**Consignes de l'exercice**
a) Pour chacune des affirmations suivantes, indiquez si elle est conforme à l'extrait sur le contrat de préférence éditoriale en répondant par oui ou par non, puis citez textuellement les mots de l'extrait qui tranchent : (i) l'arrêt a été rendu par la Cour d'appel de Paris le 29 mars 2024 ; (ii) Madame B. a publié « Adélaïde » sur Soundcloud en 2016 ; (iii) la société Almost Musique lui a proposé de sortir un album reproduisant les enregistrements de 12 de ses œuvres.
b) Recopiez mot pour mot, dans l'extrait sur le contrat de préférence éditoriale, tout ce qui va de « En 2014, Madame » jusqu'à « avait également auto-produites. ».

Contrat de préférence éditoriale : rappel des conditions de validité par la Cour d’appel de Paris le 29 mars 2024


L’arrêt rendu par la Cour d’appel de Paris le 29 mars 2024 n° 22/00799 est l’occasion de rappeler les exigences légales relatives au droit de préférence éditoriale prévues à l’article L 132-4 du Code de la propriété intellectuelle. 

 

Exposé des faits

L’affaire opposait : 

 

  • Madame B., auteur-compositeur et artiste-interprète ayant fondé le groupe « Requin Chagrin » avec trois autres artistes

 

  • la société d’édition Alter K spécialisée dans la synchronisation musicale d'œuvres audiovisuelles, s’appuyant sur un catalogue d’artistes dont elle s’attache à développer la carrière, indépendamment des « majors »

 

  • la société Almost Musique, société d’édition et label indépendant de musique.

En 2014, Madame B. a publié sur la plateforme collaborative de distribution de musique en ligne dénommée Soundcloud un enregistrement de l'œuvre musicale intitulée « Adélaïde », qu’elle a autoproduit et dont elle est l’auteur, le compositeur et l’artiste-interprète.

 

A la suite de la publication du titre « Adélaïde », la société Almost Musique lui a proposé de reproduire cet enregistrement dans une compilation de « La Souterraine », puis de sortir un album éponyme reproduisant les enregistrements de 9 de ses œuvres qu’elle avait également auto-produites.

**Données recueillies**

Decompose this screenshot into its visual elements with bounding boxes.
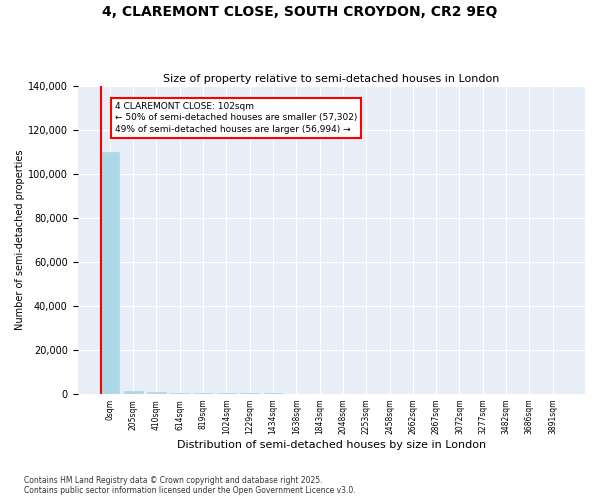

**Corrigé de l'exercice**
a)
(i) Oui : « L’arrêt rendu par la Cour d’appel de Paris le 29 mars 2024 ».
(ii) Non : « En 2014, Madame B. a publié ».
(iii) Non : « reproduisant les enregistrements de 9 de ses œuvres ».

b)
En 2014, Madame B. a publié sur la plateforme collaborative de distribution de musique en ligne dénommée Soundcloud un enregistrement de l'œuvre musicale intitulée « Adélaïde », qu’elle a autoproduit et dont elle est l’auteur, le compositeur et l’artiste-interprète.

 

A la suite de la publication du titre « Adélaïde », la société Almost Musique lui a proposé de reproduire cet enregistrement dans une compilation de « La Souterraine », puis de sortir un album éponyme reproduisant les enregistrements de 9 de ses œuvres qu’elle avait également auto-produites.